[A block of data]
--------------------------------------------------
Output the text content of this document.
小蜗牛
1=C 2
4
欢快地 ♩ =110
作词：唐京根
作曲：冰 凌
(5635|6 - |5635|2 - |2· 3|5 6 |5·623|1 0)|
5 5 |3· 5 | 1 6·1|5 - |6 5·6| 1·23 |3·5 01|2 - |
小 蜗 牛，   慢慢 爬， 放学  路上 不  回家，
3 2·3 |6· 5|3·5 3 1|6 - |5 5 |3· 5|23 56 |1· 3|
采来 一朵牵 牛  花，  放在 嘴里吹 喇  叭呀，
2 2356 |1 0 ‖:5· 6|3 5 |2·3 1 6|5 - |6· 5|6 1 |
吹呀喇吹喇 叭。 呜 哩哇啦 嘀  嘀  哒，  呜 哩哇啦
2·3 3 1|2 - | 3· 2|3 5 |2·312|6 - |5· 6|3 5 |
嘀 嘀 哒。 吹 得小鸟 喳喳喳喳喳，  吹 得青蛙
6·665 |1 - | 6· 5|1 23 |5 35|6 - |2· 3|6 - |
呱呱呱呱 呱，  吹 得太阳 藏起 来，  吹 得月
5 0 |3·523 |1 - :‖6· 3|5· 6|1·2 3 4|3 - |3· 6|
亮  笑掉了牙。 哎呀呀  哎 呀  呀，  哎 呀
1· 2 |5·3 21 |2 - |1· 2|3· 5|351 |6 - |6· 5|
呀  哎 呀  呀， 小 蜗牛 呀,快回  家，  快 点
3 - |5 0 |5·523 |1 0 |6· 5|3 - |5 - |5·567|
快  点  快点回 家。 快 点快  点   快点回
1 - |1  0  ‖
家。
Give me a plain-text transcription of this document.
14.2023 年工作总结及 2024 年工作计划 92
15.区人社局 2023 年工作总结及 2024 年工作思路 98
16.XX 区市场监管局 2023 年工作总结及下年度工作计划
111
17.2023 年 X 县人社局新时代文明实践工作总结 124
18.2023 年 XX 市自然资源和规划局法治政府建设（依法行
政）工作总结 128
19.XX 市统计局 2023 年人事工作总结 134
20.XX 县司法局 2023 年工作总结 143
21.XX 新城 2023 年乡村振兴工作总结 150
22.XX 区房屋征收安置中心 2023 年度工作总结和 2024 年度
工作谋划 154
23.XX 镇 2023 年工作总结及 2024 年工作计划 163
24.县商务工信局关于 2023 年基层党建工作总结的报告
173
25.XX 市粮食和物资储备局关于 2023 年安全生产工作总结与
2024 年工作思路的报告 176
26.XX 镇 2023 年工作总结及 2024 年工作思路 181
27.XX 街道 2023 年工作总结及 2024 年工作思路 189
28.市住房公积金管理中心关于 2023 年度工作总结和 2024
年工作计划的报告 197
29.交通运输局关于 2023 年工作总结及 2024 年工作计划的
--------------------------------------------------
> [Exercise prompt]:
From the records above, pull out each line that has "年度工作总结和".

> [Correct response]:
22.XX 区房屋征收安置中心 2023 年度工作总结和 2024 年度
28.市住房公积金管理中心关于 2023 年度工作总结和 2024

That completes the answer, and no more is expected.